START Records shown

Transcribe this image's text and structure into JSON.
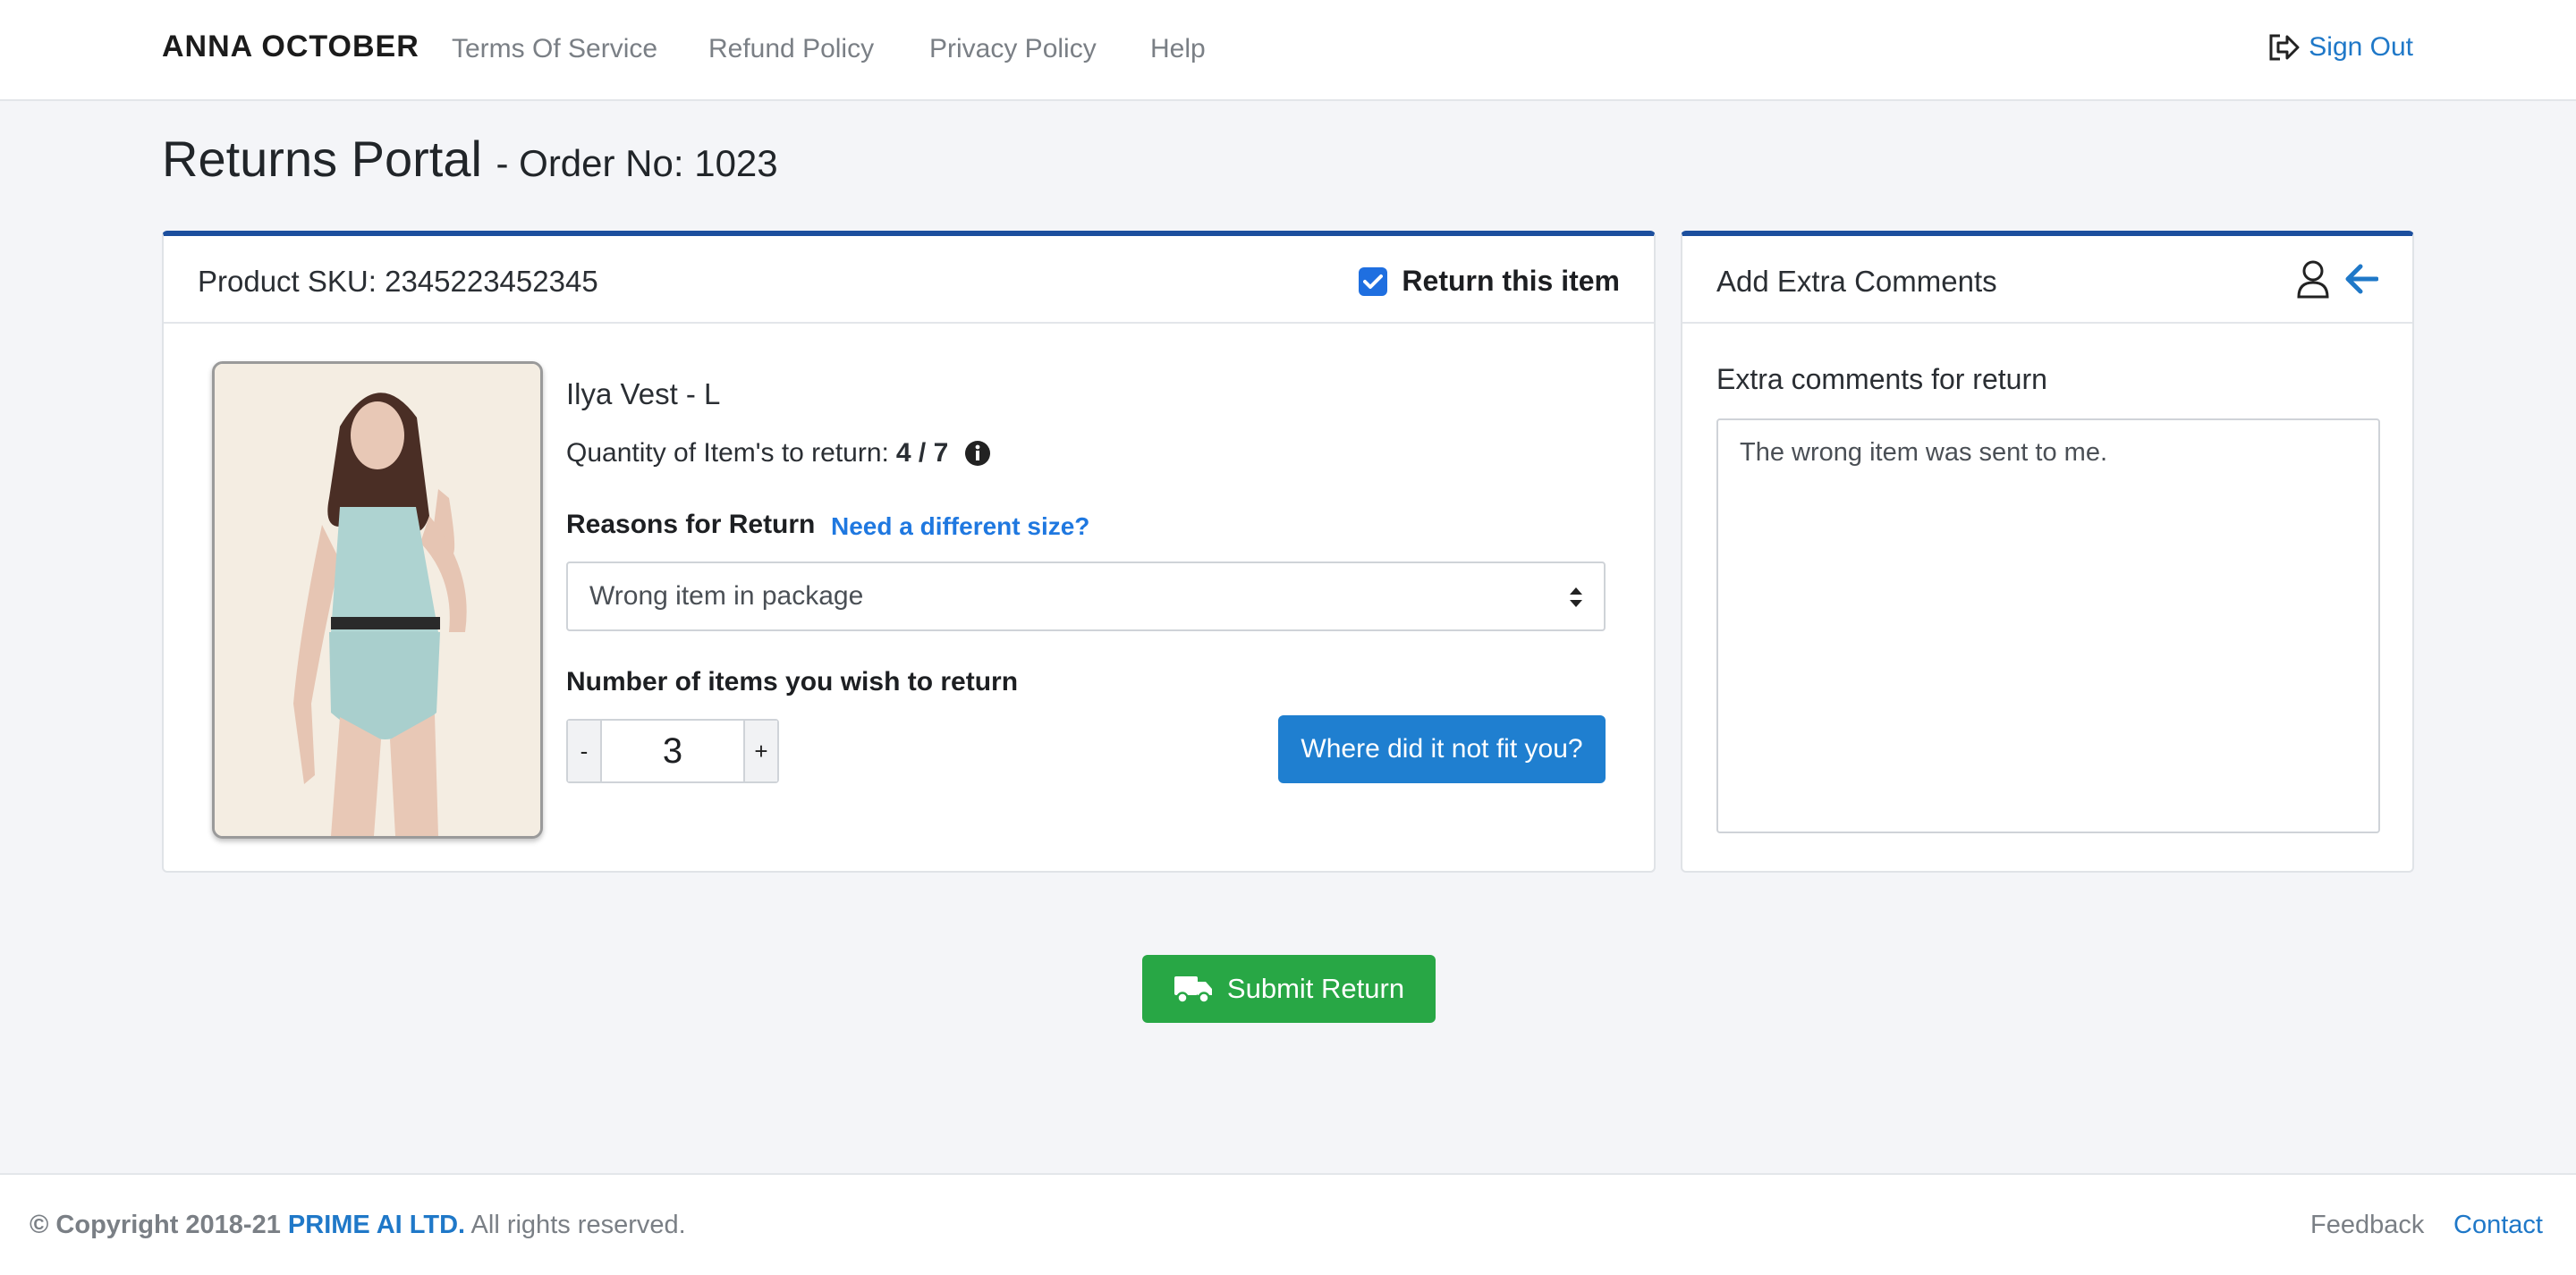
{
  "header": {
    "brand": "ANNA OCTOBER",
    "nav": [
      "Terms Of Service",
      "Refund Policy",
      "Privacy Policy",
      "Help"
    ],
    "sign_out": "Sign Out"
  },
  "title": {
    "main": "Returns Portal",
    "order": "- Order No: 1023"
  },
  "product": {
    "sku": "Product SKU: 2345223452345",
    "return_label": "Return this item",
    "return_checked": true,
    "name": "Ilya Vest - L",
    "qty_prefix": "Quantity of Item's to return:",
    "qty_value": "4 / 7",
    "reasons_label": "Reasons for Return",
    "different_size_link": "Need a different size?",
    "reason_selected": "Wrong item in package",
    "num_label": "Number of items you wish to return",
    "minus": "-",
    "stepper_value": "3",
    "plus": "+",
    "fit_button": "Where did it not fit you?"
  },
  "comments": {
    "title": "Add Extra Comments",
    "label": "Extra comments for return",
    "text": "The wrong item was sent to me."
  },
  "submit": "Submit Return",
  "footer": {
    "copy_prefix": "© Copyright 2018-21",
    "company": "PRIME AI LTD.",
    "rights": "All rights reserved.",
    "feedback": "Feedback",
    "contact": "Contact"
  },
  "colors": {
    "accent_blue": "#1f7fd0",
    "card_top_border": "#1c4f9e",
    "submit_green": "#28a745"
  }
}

END Records shown

Write out all the entries word for word, but skip any images.

Transcribe this image's text and structure into JSON.
{
  "header": {
    "brand": "ANNA OCTOBER",
    "nav": [
      "Terms Of Service",
      "Refund Policy",
      "Privacy Policy",
      "Help"
    ],
    "sign_out": "Sign Out"
  },
  "title": {
    "main": "Returns Portal",
    "order": "- Order No: 1023"
  },
  "product": {
    "sku": "Product SKU: 2345223452345",
    "return_label": "Return this item",
    "return_checked": true,
    "name": "Ilya Vest - L",
    "qty_prefix": "Quantity of Item's to return:",
    "qty_value": "4 / 7",
    "reasons_label": "Reasons for Return",
    "different_size_link": "Need a different size?",
    "reason_selected": "Wrong item in package",
    "num_label": "Number of items you wish to return",
    "minus": "-",
    "stepper_value": "3",
    "plus": "+",
    "fit_button": "Where did it not fit you?"
  },
  "comments": {
    "title": "Add Extra Comments",
    "label": "Extra comments for return",
    "text": "The wrong item was sent to me."
  },
  "submit": "Submit Return",
  "footer": {
    "copy_prefix": "© Copyright 2018-21",
    "company": "PRIME AI LTD.",
    "rights": "All rights reserved.",
    "feedback": "Feedback",
    "contact": "Contact"
  },
  "colors": {
    "accent_blue": "#1f7fd0",
    "card_top_border": "#1c4f9e",
    "submit_green": "#28a745"
  }
}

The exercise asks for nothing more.